| EXERCISE REQUIREMENTS |
Copy out each line that mentions the word "would".

| DATA SUPPLIED |
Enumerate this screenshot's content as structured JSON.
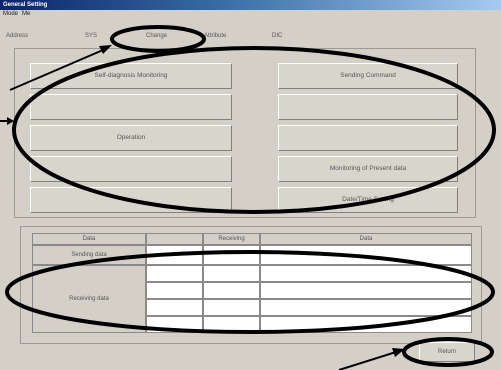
{
  "window": {
    "title": "General Setting"
  },
  "menu": [
    "Mode",
    "Me"
  ],
  "tabs": [
    "Address",
    "SYS",
    "Change",
    "Attribute",
    "DIC"
  ],
  "buttons": {
    "self_diagnosis_monitoring": "Self-diagnosis Monitoring",
    "sending_command": "Sending Command",
    "operation": "Operation",
    "monitoring_of_present_data": "Monitoring of Present data",
    "date_time_setting": "Date/Time Setting"
  },
  "table": {
    "headers": [
      "Data",
      "",
      "Receiving",
      "Data"
    ],
    "row_labels": [
      "Sending data",
      "Receiving data"
    ]
  },
  "return_button": "Return",
  "colors": {
    "annotation": "#000000",
    "window_bg": "#d4d0c8",
    "titlebar": "#0a246a"
  }
}
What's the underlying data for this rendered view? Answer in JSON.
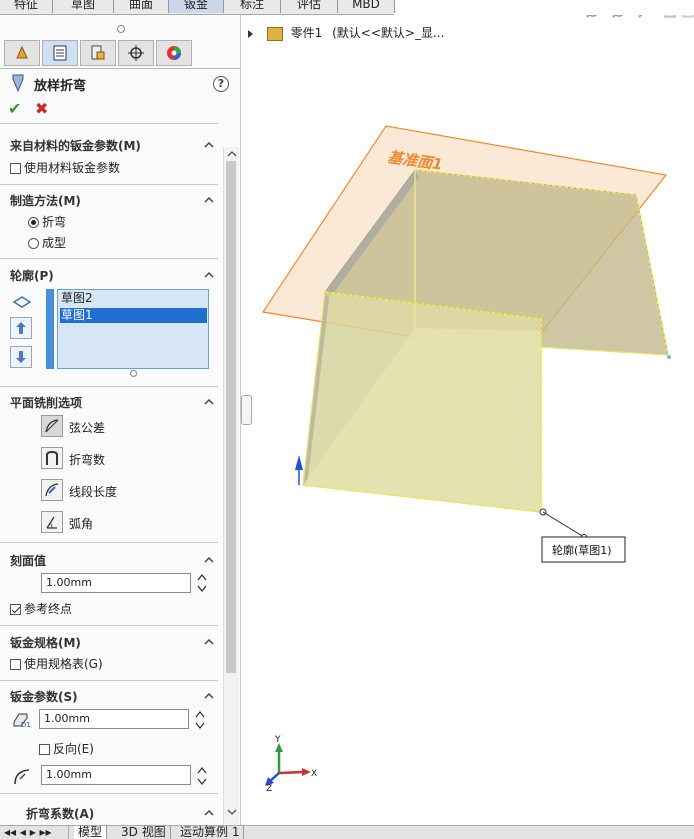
{
  "command_tabs": [
    "特征",
    "草图",
    "曲面",
    "钣金",
    "标注",
    "评估",
    "MBD"
  ],
  "active_tab": "钣金",
  "feature_tree": {
    "part_name": "零件1",
    "config_text": "(默认<<默认>_显..."
  },
  "property_manager": {
    "title": "放样折弯",
    "help_icon": "?",
    "sections": {
      "material_params": {
        "title": "来自材料的钣金参数(M)",
        "checkbox_label": "使用材料钣金参数",
        "checked": false
      },
      "method": {
        "title": "制造方法(M)",
        "options": [
          "折弯",
          "成型"
        ],
        "selected": "折弯"
      },
      "profiles": {
        "title": "轮廓(P)",
        "items": [
          "草图2",
          "草图1"
        ],
        "selected": "草图1"
      },
      "faceted": {
        "title": "平面铣削选项",
        "options": [
          "弦公差",
          "折弯数",
          "线段长度",
          "弧角"
        ],
        "selected": "弦公差"
      },
      "facet_value": {
        "title": "刻面值",
        "value": "1.00mm",
        "ref_endpoint_label": "参考终点",
        "ref_endpoint_checked": true
      },
      "gauge": {
        "title": "钣金规格(M)",
        "checkbox_label": "使用规格表(G)",
        "checked": false
      },
      "sheet_params": {
        "title": "钣金参数(S)",
        "thickness": "1.00mm",
        "reverse_label": "反向(E)",
        "reverse_checked": false,
        "radius": "1.00mm"
      },
      "bend_allowance": {
        "title": "折弯系数(A)"
      }
    }
  },
  "viewport": {
    "plane_label": "基准面1",
    "callout_label": "轮廓(草图1)",
    "triad": {
      "x": "X",
      "y": "Y",
      "z": "Z"
    }
  },
  "bottom_tabs": [
    "模型",
    "3D 视图",
    "运动算例 1"
  ],
  "active_bottom_tab": "模型",
  "colors": {
    "plane": "#f08a2a",
    "part_fill": "#d8d59a",
    "selection": "#1e6fd0",
    "accept": "#2f9a2f",
    "cancel": "#c62828"
  }
}
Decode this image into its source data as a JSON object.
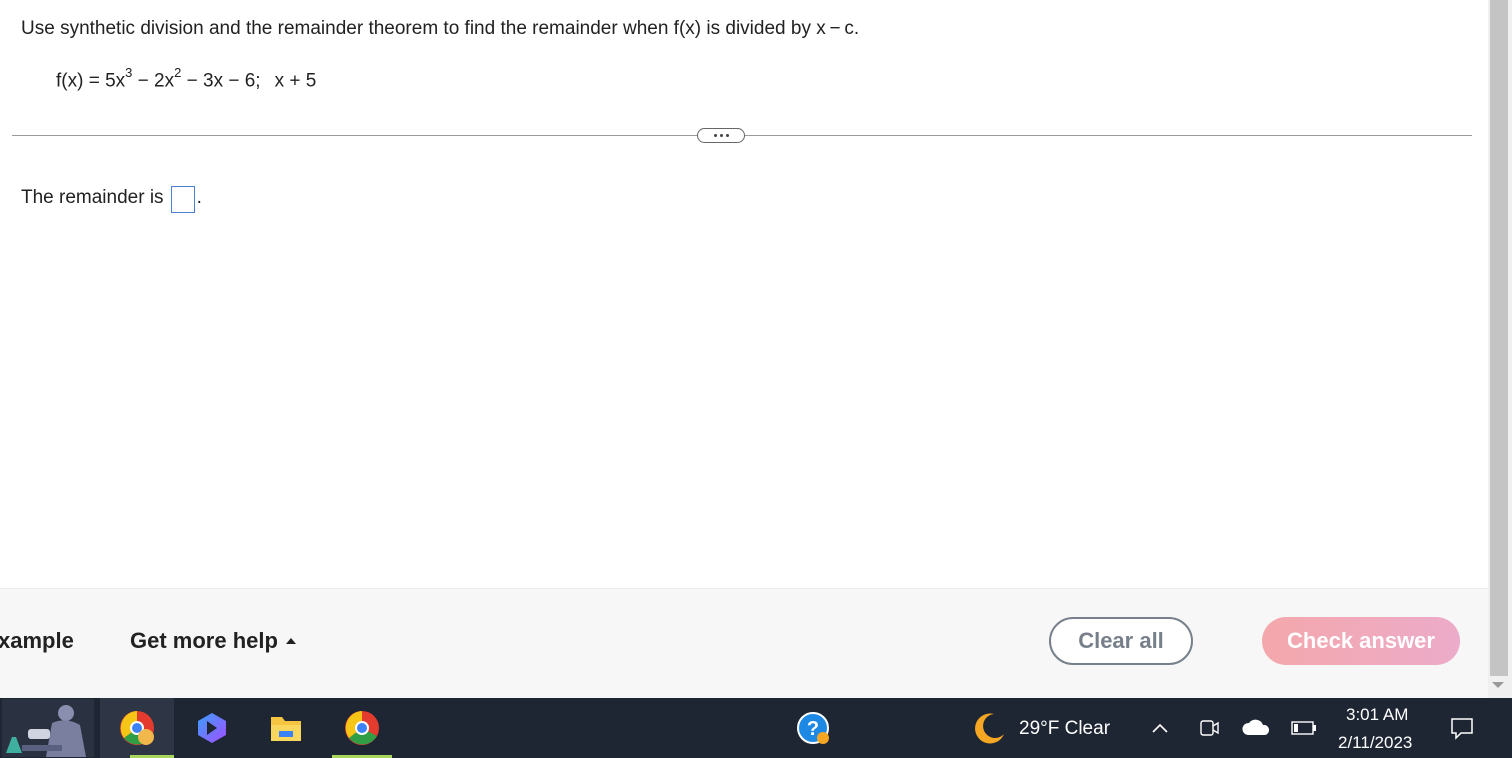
{
  "question": {
    "instruction": "Use synthetic division and the remainder theorem to find the remainder when f(x) is divided by x − c.",
    "equation": {
      "lhs": "f(x) = 5x",
      "exp1": "3",
      "mid1": " − 2x",
      "exp2": "2",
      "rest": " − 3x − 6;",
      "divisor": "x + 5"
    },
    "answer_prefix": "The remainder is",
    "answer_value": "",
    "answer_suffix": "."
  },
  "bottom_bar": {
    "example_label": "xample",
    "help_label": "Get more help",
    "clear_label": "Clear all",
    "check_label": "Check answer"
  },
  "taskbar": {
    "weather": "29°F  Clear",
    "time": "3:01 AM",
    "date": "2/11/2023"
  },
  "colors": {
    "accent": "#2a7fa8",
    "check_button": "#f0a9b8",
    "answer_box_border": "#4a7fd1",
    "taskbar": "#1f2633"
  },
  "icons": [
    "ellipsis-icon",
    "caret-up-icon",
    "science-app-icon",
    "chrome-icon",
    "bing-icon",
    "file-explorer-icon",
    "chrome-icon",
    "help-icon",
    "moon-icon",
    "chevron-up-icon",
    "meet-now-icon",
    "onedrive-icon",
    "battery-icon",
    "notification-icon"
  ]
}
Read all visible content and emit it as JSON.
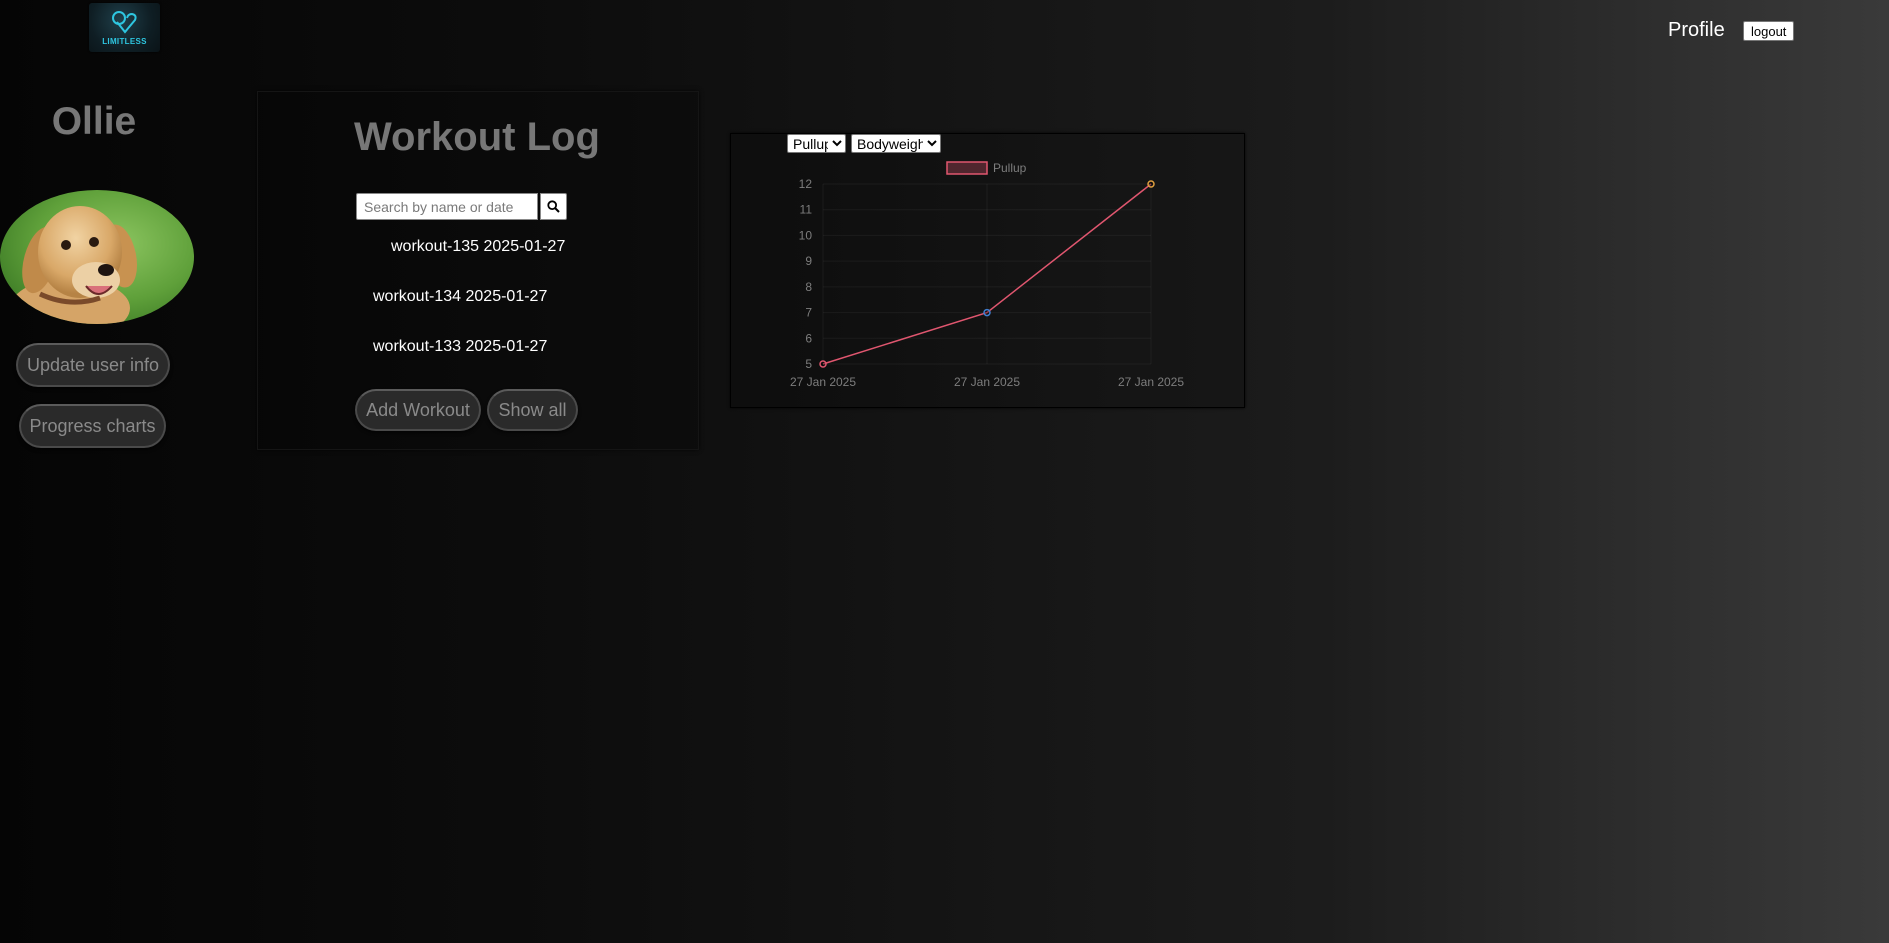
{
  "header": {
    "logo_text": "LIMITLESS",
    "profile_label": "Profile",
    "logout_label": "logout"
  },
  "sidebar": {
    "username": "Ollie",
    "update_button": "Update user info",
    "progress_button": "Progress charts"
  },
  "workout_log": {
    "title": "Workout Log",
    "search_placeholder": "Search by name or date",
    "items": [
      "workout-135 2025-01-27",
      "workout-134 2025-01-27",
      "workout-133 2025-01-27"
    ],
    "add_button": "Add Workout",
    "show_all_button": "Show all"
  },
  "chart_controls": {
    "exercise_selected": "Pullup",
    "type_selected": "Bodyweight"
  },
  "colors": {
    "line": "#e0566f",
    "point_colors": [
      "#e0566f",
      "#3f7fd0",
      "#e0a040"
    ]
  },
  "chart_data": {
    "type": "line",
    "x": [
      "27 Jan 2025",
      "27 Jan 2025",
      "27 Jan 2025"
    ],
    "series": [
      {
        "name": "Pullup",
        "values": [
          5,
          7,
          12
        ]
      }
    ],
    "ylim": [
      5,
      12
    ],
    "yticks": [
      5,
      6,
      7,
      8,
      9,
      10,
      11,
      12
    ],
    "legend": "top",
    "grid": true
  }
}
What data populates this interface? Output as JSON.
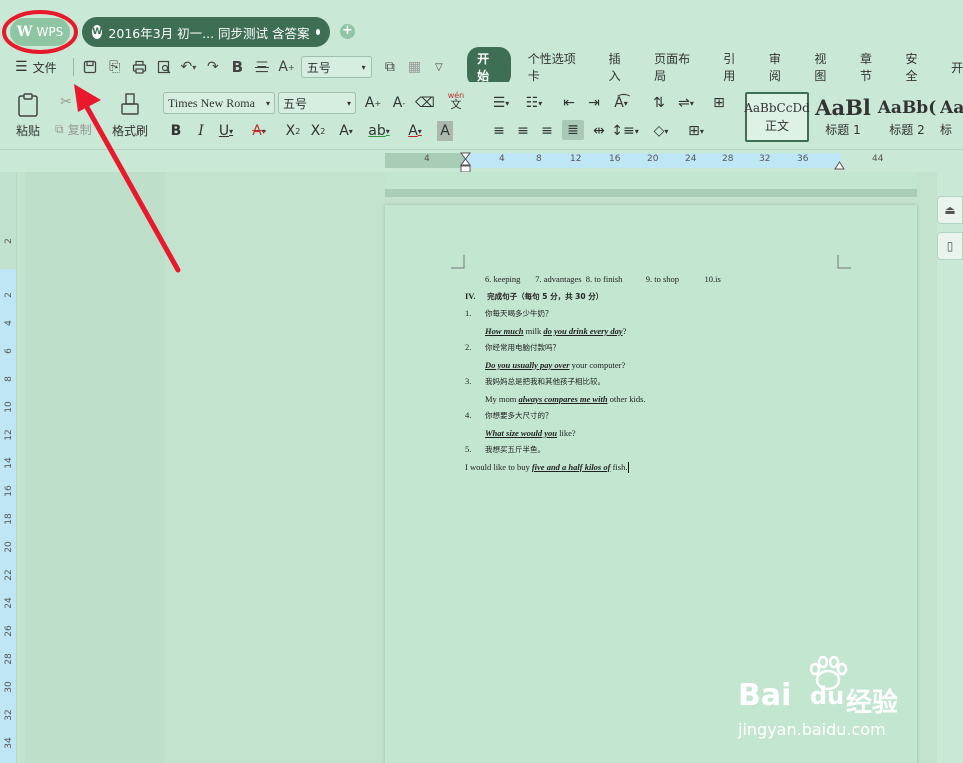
{
  "tabs": {
    "wps_label": "WPS",
    "doc_title": "2016年3月 初一... 同步测试 含答案"
  },
  "menubar": {
    "file_label": "文件",
    "font_size": "五号",
    "active_tab": "开始",
    "tabs": [
      "个性选项卡",
      "插入",
      "页面布局",
      "引用",
      "审阅",
      "视图",
      "章节",
      "安全",
      "开"
    ]
  },
  "ribbon": {
    "paste": "粘贴",
    "copy": "复制",
    "format_painter": "格式刷",
    "font_name": "Times New Roma",
    "font_size": "五号",
    "phonetic": "wén",
    "phonetic_sub": "文",
    "styles": [
      {
        "preview": "AaBbCcDd",
        "label": "正文"
      },
      {
        "preview": "AaBl",
        "label": "标题 1"
      },
      {
        "preview": "AaBb(",
        "label": "标题 2"
      },
      {
        "preview": "Aa",
        "label": "标"
      }
    ]
  },
  "hruler_ticks": [
    "4",
    "4",
    "8",
    "12",
    "16",
    "20",
    "24",
    "28",
    "32",
    "36",
    "44"
  ],
  "vruler_ticks": [
    "2",
    "2",
    "4",
    "6",
    "8",
    "10",
    "12",
    "14",
    "16",
    "18",
    "20",
    "22",
    "24",
    "26",
    "28",
    "30",
    "32",
    "34"
  ],
  "document": {
    "answers_line": "6. keeping       7. advantages  8. to finish           9. to shop            10.is",
    "section_num": "IV.",
    "section_title": "完成句子（每句 5 分，共 30 分）",
    "items": [
      {
        "num": "1.",
        "cn": "你每天喝多少牛奶？",
        "pre": "",
        "a1": "How much",
        "mid": " milk ",
        "a2": "do you drink every day",
        "post": "?"
      },
      {
        "num": "2.",
        "cn": "你经常用电脑付款吗？",
        "pre": "",
        "a1": "Do you usually pay over",
        "mid": " your computer?",
        "a2": "",
        "post": ""
      },
      {
        "num": "3.",
        "cn": "我妈妈总是把我和其他孩子相比较。",
        "pre": "My mom ",
        "a1": "always compares me with",
        "mid": " other kids.",
        "a2": "",
        "post": ""
      },
      {
        "num": "4.",
        "cn": "你想要多大尺寸的？",
        "pre": "",
        "a1": "What size would you",
        "mid": " like?",
        "a2": "",
        "post": ""
      },
      {
        "num": "5.",
        "cn": "我想买五斤半鱼。",
        "pre": "",
        "a1": "",
        "mid": "",
        "a2": "",
        "post": ""
      }
    ],
    "last_line_pre": "I would like to buy ",
    "last_line_answer": "five and a half kilos of",
    "last_line_post": " fish."
  },
  "watermark": {
    "brand": "Bai",
    "brand2": "du",
    "cn": "经验",
    "url": "jingyan.baidu.com"
  },
  "colors": {
    "annotation": "#e8192c",
    "accent": "#3e6f55"
  }
}
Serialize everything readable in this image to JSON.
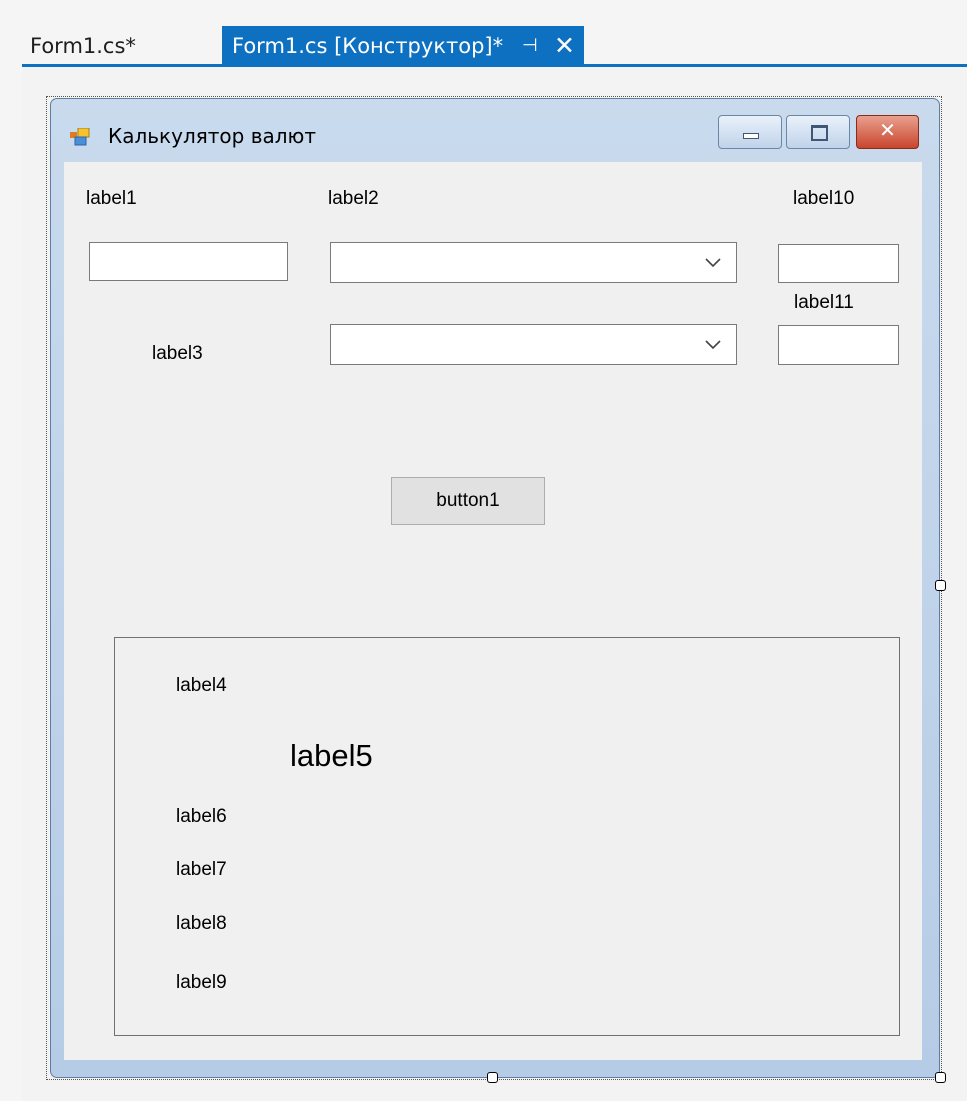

| EXERCISE RESULT |
        "a1": "What size would you",
    "last_line_pre": "I would like to buy ",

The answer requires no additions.